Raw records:
|---|

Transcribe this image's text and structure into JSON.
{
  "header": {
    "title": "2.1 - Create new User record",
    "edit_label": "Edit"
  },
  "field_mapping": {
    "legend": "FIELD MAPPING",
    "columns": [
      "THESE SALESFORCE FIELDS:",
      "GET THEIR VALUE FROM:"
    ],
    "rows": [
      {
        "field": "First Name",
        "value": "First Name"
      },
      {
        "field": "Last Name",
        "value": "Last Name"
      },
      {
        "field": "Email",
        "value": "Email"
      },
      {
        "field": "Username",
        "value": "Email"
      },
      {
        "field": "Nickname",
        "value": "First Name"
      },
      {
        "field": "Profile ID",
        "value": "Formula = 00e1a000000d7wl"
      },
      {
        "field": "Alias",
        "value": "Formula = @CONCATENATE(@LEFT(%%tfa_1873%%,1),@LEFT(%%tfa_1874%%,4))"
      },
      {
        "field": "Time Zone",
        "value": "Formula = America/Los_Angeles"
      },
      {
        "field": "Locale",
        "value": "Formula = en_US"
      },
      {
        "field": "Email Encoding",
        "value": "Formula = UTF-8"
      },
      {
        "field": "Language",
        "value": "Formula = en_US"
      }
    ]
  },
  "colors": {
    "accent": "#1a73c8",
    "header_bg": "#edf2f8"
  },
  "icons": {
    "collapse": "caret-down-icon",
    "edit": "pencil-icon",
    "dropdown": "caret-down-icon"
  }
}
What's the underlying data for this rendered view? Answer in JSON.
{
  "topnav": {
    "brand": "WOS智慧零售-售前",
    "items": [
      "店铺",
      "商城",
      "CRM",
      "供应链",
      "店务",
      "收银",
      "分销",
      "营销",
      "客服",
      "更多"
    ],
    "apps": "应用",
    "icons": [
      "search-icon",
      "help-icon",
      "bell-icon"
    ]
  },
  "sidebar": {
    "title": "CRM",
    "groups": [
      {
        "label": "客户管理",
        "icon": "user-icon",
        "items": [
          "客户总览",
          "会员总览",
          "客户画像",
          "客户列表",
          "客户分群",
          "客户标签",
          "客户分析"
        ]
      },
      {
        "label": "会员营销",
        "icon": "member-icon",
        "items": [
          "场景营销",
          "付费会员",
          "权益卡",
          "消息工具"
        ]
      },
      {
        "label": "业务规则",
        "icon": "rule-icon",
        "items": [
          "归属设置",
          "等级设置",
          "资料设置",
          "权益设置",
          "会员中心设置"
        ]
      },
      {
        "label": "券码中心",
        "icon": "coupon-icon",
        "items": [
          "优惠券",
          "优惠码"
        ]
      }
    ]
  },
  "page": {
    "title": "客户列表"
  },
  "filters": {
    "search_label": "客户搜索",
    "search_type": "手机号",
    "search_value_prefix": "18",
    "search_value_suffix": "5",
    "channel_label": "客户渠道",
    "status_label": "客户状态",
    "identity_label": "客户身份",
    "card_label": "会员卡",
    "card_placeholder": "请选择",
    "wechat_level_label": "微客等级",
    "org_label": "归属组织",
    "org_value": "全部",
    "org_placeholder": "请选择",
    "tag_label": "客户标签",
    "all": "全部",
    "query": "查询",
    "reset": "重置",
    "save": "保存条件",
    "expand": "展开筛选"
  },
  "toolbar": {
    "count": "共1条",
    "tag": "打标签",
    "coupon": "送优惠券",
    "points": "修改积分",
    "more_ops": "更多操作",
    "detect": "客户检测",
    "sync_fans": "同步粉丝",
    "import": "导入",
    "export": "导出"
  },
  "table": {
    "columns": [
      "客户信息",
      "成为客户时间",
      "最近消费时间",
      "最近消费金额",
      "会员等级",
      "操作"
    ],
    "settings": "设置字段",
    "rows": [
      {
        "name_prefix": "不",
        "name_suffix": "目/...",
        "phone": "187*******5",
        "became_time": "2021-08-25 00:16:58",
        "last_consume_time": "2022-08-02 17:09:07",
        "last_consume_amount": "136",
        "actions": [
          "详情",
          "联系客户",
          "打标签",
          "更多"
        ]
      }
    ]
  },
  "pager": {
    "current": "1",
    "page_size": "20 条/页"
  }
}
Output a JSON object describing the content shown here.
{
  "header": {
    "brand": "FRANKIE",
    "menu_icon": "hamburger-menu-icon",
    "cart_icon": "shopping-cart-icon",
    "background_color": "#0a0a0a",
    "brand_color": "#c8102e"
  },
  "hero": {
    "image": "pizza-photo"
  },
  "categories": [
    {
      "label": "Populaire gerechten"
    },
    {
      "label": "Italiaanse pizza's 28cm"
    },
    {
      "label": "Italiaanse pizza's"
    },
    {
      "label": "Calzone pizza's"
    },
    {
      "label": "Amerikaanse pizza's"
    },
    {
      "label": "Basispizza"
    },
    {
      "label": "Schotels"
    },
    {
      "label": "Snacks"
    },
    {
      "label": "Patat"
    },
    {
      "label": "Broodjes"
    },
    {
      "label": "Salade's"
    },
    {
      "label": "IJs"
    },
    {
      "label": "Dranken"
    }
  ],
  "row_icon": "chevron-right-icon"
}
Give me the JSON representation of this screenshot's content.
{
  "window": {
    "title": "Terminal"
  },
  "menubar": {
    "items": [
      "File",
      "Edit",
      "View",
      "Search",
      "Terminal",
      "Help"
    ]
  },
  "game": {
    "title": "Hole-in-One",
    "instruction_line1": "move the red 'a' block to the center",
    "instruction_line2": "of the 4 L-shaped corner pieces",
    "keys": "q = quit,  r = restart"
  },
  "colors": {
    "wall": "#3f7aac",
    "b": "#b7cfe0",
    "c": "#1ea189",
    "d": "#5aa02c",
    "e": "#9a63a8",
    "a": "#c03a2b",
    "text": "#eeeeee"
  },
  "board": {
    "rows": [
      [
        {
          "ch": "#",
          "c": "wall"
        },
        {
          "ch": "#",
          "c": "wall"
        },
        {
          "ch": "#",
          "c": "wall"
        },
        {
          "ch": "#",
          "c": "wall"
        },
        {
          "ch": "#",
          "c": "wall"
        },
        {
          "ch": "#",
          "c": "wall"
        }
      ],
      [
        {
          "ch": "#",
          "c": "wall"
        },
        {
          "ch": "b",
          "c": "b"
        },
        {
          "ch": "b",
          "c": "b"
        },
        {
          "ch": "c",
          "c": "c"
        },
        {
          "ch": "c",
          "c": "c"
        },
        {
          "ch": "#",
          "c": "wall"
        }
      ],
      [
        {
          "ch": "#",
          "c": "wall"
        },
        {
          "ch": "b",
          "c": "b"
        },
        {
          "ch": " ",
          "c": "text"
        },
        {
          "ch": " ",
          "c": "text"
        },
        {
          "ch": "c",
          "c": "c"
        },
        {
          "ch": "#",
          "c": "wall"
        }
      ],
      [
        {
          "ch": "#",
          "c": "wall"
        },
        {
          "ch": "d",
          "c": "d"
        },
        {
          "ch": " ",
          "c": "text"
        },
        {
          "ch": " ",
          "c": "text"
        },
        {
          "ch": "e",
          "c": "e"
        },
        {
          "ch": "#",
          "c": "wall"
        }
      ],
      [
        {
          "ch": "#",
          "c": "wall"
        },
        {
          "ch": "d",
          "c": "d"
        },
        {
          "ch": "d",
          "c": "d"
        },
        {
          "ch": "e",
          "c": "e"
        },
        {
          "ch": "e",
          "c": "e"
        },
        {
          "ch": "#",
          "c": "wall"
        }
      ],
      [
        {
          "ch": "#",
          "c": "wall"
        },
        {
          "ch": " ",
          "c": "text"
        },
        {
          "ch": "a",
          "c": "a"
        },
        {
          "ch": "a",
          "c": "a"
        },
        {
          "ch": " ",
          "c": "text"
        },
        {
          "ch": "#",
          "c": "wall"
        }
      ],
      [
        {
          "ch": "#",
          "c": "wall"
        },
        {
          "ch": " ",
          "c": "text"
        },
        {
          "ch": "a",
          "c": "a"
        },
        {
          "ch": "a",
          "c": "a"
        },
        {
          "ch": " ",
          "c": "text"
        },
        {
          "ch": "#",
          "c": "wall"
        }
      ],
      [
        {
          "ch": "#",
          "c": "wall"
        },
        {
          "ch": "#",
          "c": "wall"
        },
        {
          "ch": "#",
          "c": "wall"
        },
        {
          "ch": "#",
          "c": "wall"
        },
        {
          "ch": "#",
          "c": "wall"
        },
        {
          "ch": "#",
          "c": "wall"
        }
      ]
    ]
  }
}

|---|

**Task prompt:**
Ascertain the number of lines in the entries that include the word "this", and report only that number.

**Output of the task:**
3